**Exercise directions**
Provide an exact transcription of all the records.

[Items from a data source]
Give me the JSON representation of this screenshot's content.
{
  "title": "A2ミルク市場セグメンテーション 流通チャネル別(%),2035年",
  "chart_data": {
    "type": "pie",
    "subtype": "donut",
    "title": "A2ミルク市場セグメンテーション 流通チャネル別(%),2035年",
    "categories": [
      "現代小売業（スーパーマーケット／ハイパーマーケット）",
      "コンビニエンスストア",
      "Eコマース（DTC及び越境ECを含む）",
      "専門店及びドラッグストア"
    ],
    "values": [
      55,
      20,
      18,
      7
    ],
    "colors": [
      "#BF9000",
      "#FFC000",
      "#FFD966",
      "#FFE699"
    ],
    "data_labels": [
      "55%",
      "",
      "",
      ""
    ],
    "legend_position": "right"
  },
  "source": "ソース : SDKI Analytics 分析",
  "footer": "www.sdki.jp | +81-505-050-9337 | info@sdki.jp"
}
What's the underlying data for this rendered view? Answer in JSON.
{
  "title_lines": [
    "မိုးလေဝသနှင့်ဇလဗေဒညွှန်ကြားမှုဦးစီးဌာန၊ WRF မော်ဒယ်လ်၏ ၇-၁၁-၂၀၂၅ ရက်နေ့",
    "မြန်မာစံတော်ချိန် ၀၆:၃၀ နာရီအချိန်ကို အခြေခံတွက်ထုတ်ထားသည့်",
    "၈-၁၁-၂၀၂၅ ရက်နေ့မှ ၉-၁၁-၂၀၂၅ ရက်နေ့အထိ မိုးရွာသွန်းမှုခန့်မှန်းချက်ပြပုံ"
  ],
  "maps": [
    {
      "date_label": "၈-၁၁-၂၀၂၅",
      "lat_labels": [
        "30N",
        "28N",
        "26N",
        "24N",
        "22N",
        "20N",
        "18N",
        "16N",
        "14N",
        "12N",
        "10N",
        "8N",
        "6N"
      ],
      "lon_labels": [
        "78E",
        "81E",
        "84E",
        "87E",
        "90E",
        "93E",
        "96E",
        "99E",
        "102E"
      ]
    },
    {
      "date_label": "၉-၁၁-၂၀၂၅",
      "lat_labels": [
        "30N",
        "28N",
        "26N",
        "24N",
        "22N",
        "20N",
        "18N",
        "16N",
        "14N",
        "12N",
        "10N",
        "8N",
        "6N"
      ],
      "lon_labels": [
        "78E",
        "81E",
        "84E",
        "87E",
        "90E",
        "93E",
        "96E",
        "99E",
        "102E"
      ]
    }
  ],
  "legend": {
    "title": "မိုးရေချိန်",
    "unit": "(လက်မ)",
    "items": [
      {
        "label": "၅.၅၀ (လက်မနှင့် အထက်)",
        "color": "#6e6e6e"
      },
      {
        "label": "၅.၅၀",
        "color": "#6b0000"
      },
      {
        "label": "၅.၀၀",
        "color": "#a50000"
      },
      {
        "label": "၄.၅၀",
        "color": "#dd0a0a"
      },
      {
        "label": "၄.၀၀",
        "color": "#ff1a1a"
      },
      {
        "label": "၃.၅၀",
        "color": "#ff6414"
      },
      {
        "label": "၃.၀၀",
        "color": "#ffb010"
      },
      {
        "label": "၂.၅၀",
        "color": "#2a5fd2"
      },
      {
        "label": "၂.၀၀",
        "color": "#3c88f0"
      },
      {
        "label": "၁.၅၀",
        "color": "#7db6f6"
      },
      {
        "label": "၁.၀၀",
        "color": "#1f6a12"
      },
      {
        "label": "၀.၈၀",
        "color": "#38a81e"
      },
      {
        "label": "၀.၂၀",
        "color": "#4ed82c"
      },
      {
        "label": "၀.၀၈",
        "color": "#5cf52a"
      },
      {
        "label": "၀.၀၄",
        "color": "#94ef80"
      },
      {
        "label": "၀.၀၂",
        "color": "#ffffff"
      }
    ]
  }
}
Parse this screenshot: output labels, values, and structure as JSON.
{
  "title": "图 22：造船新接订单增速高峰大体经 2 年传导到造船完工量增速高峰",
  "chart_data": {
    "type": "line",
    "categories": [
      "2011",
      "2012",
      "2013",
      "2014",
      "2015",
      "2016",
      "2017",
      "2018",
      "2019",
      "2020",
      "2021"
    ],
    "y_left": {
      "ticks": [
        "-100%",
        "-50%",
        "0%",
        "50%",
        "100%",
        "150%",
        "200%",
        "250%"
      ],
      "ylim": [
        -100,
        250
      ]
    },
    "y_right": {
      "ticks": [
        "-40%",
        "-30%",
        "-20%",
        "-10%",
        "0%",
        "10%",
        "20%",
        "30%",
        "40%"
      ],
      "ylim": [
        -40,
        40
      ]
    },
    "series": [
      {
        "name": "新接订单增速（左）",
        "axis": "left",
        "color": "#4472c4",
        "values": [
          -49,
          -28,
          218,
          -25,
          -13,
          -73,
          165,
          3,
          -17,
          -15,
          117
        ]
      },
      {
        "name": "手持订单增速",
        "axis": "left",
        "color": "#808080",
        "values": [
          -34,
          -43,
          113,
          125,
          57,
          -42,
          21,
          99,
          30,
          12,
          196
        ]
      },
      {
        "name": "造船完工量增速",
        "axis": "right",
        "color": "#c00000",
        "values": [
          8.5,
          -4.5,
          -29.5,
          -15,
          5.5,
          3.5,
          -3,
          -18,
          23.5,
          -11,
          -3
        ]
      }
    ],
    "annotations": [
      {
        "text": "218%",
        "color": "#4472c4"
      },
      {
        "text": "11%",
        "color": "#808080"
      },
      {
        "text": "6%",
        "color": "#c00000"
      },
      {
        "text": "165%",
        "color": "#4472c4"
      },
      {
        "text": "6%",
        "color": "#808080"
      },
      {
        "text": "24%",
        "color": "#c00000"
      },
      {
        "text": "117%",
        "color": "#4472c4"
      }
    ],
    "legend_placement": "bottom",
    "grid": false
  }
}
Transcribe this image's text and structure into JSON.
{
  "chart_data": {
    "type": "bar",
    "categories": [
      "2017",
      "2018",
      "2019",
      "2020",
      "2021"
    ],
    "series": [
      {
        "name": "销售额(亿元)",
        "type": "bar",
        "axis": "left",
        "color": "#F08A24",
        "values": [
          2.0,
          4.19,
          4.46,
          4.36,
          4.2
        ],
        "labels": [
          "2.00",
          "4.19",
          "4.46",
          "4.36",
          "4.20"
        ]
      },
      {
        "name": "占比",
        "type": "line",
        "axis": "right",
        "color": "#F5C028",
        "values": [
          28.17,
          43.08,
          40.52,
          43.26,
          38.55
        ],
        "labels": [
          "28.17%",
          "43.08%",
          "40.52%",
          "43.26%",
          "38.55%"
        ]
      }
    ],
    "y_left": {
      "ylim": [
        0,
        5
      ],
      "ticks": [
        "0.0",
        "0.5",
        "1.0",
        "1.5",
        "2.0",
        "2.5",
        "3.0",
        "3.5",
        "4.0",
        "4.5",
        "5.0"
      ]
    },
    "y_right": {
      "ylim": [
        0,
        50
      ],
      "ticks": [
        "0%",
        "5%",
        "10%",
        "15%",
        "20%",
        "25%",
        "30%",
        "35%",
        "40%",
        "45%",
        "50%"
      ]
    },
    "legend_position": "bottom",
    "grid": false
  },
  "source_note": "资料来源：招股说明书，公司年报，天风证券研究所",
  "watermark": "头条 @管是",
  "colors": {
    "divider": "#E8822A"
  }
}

**Answer to the exercise**
Give me the JSON representation of this screenshot's content.
{
  "title": "A2ミルク市場セグメンテーション 流通チャネル別(%),2035年",
  "chart_data": {
    "type": "pie",
    "subtype": "donut",
    "title": "A2ミルク市場セグメンテーション 流通チャネル別(%),2035年",
    "categories": [
      "現代小売業（スーパーマーケット／ハイパーマーケット）",
      "コンビニエンスストア",
      "Eコマース（DTC及び越境ECを含む）",
      "専門店及びドラッグストア"
    ],
    "values": [
      55,
      20,
      18,
      7
    ],
    "colors": [
      "#BF9000",
      "#FFC000",
      "#FFD966",
      "#FFE699"
    ],
    "data_labels": [
      "55%",
      "",
      "",
      ""
    ],
    "legend_position": "right"
  },
  "source": "ソース : SDKI Analytics 分析",
  "footer": "www.sdki.jp | +81-505-050-9337 | info@sdki.jp"
}
What's the underlying data for this rendered view? Answer in JSON.
{
  "title_lines": [
    "မိုးလေဝသနှင့်ဇလဗေဒညွှန်ကြားမှုဦးစီးဌာန၊ WRF မော်ဒယ်လ်၏ ၇-၁၁-၂၀၂၅ ရက်နေ့",
    "မြန်မာစံတော်ချိန် ၀၆:၃၀ နာရီအချိန်ကို အခြေခံတွက်ထုတ်ထားသည့်",
    "၈-၁၁-၂၀၂၅ ရက်နေ့မှ ၉-၁၁-၂၀၂၅ ရက်နေ့အထိ မိုးရွာသွန်းမှုခန့်မှန်းချက်ပြပုံ"
  ],
  "maps": [
    {
      "date_label": "၈-၁၁-၂၀၂၅",
      "lat_labels": [
        "30N",
        "28N",
        "26N",
        "24N",
        "22N",
        "20N",
        "18N",
        "16N",
        "14N",
        "12N",
        "10N",
        "8N",
        "6N"
      ],
      "lon_labels": [
        "78E",
        "81E",
        "84E",
        "87E",
        "90E",
        "93E",
        "96E",
        "99E",
        "102E"
      ]
    },
    {
      "date_label": "၉-၁၁-၂၀၂၅",
      "lat_labels": [
        "30N",
        "28N",
        "26N",
        "24N",
        "22N",
        "20N",
        "18N",
        "16N",
        "14N",
        "12N",
        "10N",
        "8N",
        "6N"
      ],
      "lon_labels": [
        "78E",
        "81E",
        "84E",
        "87E",
        "90E",
        "93E",
        "96E",
        "99E",
        "102E"
      ]
    }
  ],
  "legend": {
    "title": "မိုးရေချိန်",
    "unit": "(လက်မ)",
    "items": [
      {
        "label": "၅.၅၀ (လက်မနှင့် အထက်)",
        "color": "#6e6e6e"
      },
      {
        "label": "၅.၅၀",
        "color": "#6b0000"
      },
      {
        "label": "၅.၀၀",
        "color": "#a50000"
      },
      {
        "label": "၄.၅၀",
        "color": "#dd0a0a"
      },
      {
        "label": "၄.၀၀",
        "color": "#ff1a1a"
      },
      {
        "label": "၃.၅၀",
        "color": "#ff6414"
      },
      {
        "label": "၃.၀၀",
        "color": "#ffb010"
      },
      {
        "label": "၂.၅၀",
        "color": "#2a5fd2"
      },
      {
        "label": "၂.၀၀",
        "color": "#3c88f0"
      },
      {
        "label": "၁.၅၀",
        "color": "#7db6f6"
      },
      {
        "label": "၁.၀၀",
        "color": "#1f6a12"
      },
      {
        "label": "၀.၈၀",
        "color": "#38a81e"
      },
      {
        "label": "၀.၂၀",
        "color": "#4ed82c"
      },
      {
        "label": "၀.၀၈",
        "color": "#5cf52a"
      },
      {
        "label": "၀.၀၄",
        "color": "#94ef80"
      },
      {
        "label": "၀.၀၂",
        "color": "#ffffff"
      }
    ]
  }
}
Parse this screenshot: output labels, values, and structure as JSON.
{
  "title": "图 22：造船新接订单增速高峰大体经 2 年传导到造船完工量增速高峰",
  "chart_data": {
    "type": "line",
    "categories": [
      "2011",
      "2012",
      "2013",
      "2014",
      "2015",
      "2016",
      "2017",
      "2018",
      "2019",
      "2020",
      "2021"
    ],
    "y_left": {
      "ticks": [
        "-100%",
        "-50%",
        "0%",
        "50%",
        "100%",
        "150%",
        "200%",
        "250%"
      ],
      "ylim": [
        -100,
        250
      ]
    },
    "y_right": {
      "ticks": [
        "-40%",
        "-30%",
        "-20%",
        "-10%",
        "0%",
        "10%",
        "20%",
        "30%",
        "40%"
      ],
      "ylim": [
        -40,
        40
      ]
    },
    "series": [
      {
        "name": "新接订单增速（左）",
        "axis": "left",
        "color": "#4472c4",
        "values": [
          -49,
          -28,
          218,
          -25,
          -13,
          -73,
          165,
          3,
          -17,
          -15,
          117
        ]
      },
      {
        "name": "手持订单增速",
        "axis": "left",
        "color": "#808080",
        "values": [
          -34,
          -43,
          113,
          125,
          57,
          -42,
          21,
          99,
          30,
          12,
          196
        ]
      },
      {
        "name": "造船完工量增速",
        "axis": "right",
        "color": "#c00000",
        "values": [
          8.5,
          -4.5,
          -29.5,
          -15,
          5.5,
          3.5,
          -3,
          -18,
          23.5,
          -11,
          -3
        ]
      }
    ],
    "annotations": [
      {
        "text": "218%",
        "color": "#4472c4"
      },
      {
        "text": "11%",
        "color": "#808080"
      },
      {
        "text": "6%",
        "color": "#c00000"
      },
      {
        "text": "165%",
        "color": "#4472c4"
      },
      {
        "text": "6%",
        "color": "#808080"
      },
      {
        "text": "24%",
        "color": "#c00000"
      },
      {
        "text": "117%",
        "color": "#4472c4"
      }
    ],
    "legend_placement": "bottom",
    "grid": false
  }
}
Transcribe this image's text and structure into JSON.
{
  "chart_data": {
    "type": "bar",
    "categories": [
      "2017",
      "2018",
      "2019",
      "2020",
      "2021"
    ],
    "series": [
      {
        "name": "销售额(亿元)",
        "type": "bar",
        "axis": "left",
        "color": "#F08A24",
        "values": [
          2.0,
          4.19,
          4.46,
          4.36,
          4.2
        ],
        "labels": [
          "2.00",
          "4.19",
          "4.46",
          "4.36",
          "4.20"
        ]
      },
      {
        "name": "占比",
        "type": "line",
        "axis": "right",
        "color": "#F5C028",
        "values": [
          28.17,
          43.08,
          40.52,
          43.26,
          38.55
        ],
        "labels": [
          "28.17%",
          "43.08%",
          "40.52%",
          "43.26%",
          "38.55%"
        ]
      }
    ],
    "y_left": {
      "ylim": [
        0,
        5
      ],
      "ticks": [
        "0.0",
        "0.5",
        "1.0",
        "1.5",
        "2.0",
        "2.5",
        "3.0",
        "3.5",
        "4.0",
        "4.5",
        "5.0"
      ]
    },
    "y_right": {
      "ylim": [
        0,
        50
      ],
      "ticks": [
        "0%",
        "5%",
        "10%",
        "15%",
        "20%",
        "25%",
        "30%",
        "35%",
        "40%",
        "45%",
        "50%"
      ]
    },
    "legend_position": "bottom",
    "grid": false
  },
  "source_note": "资料来源：招股说明书，公司年报，天风证券研究所",
  "watermark": "头条 @管是",
  "colors": {
    "divider": "#E8822A"
  }
}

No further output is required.